→ DIRECTIONS:
Write out the lines below word for word, from the first one through the line containing "staticText: Internal xyxy=(320,592,406,621)", including both ends.

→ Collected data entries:
┄┄┄┄┄┄

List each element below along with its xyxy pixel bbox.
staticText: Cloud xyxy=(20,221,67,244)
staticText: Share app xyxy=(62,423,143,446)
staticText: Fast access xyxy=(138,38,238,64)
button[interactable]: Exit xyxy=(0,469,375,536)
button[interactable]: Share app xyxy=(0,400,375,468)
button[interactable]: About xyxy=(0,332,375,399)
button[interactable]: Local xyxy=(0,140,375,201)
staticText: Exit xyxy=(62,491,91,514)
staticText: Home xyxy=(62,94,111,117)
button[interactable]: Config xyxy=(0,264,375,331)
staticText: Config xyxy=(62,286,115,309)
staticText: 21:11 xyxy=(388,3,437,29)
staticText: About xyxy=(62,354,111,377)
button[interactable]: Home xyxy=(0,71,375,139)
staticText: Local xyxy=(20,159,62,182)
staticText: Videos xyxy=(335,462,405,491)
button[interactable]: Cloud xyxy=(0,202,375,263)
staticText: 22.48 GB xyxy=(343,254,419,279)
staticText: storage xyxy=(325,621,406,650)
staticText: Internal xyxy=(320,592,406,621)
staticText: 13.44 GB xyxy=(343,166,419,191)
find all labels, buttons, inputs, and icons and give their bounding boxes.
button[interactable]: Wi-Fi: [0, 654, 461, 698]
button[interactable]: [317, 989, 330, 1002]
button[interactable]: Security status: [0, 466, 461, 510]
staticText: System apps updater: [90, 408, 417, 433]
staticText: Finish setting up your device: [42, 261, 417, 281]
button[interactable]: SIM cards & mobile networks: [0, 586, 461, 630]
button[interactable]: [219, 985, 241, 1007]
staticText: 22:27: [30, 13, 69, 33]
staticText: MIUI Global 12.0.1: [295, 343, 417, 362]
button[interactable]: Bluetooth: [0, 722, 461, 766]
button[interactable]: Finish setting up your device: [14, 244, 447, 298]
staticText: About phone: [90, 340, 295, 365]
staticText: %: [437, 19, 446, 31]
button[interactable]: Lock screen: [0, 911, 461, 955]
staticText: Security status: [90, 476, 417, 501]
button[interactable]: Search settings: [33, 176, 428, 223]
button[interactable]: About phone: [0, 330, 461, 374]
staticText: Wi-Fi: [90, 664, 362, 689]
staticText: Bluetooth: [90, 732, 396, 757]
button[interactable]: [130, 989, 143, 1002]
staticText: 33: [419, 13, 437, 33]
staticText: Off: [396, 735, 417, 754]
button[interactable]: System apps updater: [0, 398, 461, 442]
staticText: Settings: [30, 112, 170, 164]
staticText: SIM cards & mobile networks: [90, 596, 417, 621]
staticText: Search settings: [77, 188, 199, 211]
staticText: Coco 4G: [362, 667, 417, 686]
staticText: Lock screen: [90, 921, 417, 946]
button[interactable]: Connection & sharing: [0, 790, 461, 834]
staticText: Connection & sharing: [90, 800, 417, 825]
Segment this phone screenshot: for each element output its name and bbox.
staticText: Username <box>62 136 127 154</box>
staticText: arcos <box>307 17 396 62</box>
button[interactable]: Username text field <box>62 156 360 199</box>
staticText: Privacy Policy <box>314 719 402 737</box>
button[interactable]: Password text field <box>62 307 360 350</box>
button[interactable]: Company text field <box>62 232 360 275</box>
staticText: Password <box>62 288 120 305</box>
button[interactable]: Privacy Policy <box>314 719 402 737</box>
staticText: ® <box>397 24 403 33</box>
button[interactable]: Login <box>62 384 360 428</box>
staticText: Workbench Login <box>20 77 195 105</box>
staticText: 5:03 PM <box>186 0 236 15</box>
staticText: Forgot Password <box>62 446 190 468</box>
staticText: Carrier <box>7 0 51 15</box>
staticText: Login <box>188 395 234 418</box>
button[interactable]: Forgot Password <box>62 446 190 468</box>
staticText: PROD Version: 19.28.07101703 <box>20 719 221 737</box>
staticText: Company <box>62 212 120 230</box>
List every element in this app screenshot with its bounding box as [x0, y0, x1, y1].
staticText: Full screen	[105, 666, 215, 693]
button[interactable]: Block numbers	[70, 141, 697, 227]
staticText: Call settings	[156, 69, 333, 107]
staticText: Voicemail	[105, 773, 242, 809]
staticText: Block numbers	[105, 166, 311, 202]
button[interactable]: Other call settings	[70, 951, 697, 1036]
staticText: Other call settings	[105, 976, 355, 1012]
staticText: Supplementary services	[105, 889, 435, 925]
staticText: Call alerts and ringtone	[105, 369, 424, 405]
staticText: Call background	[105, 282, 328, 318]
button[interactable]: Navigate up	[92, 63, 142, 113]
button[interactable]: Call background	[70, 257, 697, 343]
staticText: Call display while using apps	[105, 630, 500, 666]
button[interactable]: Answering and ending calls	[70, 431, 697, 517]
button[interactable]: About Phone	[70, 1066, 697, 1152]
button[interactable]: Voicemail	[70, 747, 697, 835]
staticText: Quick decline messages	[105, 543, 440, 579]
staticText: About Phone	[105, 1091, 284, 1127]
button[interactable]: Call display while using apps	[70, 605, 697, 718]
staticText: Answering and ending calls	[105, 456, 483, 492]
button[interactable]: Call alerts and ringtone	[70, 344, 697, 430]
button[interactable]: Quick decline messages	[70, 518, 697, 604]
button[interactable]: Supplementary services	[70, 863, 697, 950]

┄┄┄┄┄┄

→ TASK RESULT:
List each element below along with its xyxy pixel bbox.
staticText: Cloud xyxy=(20,221,67,244)
staticText: Share app xyxy=(62,423,143,446)
staticText: Fast access xyxy=(138,38,238,64)
button[interactable]: Exit xyxy=(0,469,375,536)
button[interactable]: Share app xyxy=(0,400,375,468)
button[interactable]: About xyxy=(0,332,375,399)
button[interactable]: Local xyxy=(0,140,375,201)
staticText: Exit xyxy=(62,491,91,514)
staticText: Home xyxy=(62,94,111,117)
button[interactable]: Config xyxy=(0,264,375,331)
staticText: Config xyxy=(62,286,115,309)
staticText: 21:11 xyxy=(388,3,437,29)
staticText: About xyxy=(62,354,111,377)
button[interactable]: Home xyxy=(0,71,375,139)
staticText: Local xyxy=(20,159,62,182)
staticText: Videos xyxy=(335,462,405,491)
button[interactable]: Cloud xyxy=(0,202,375,263)
staticText: 22.48 GB xyxy=(343,254,419,279)
staticText: storage xyxy=(325,621,406,650)
staticText: Internal xyxy=(320,592,406,621)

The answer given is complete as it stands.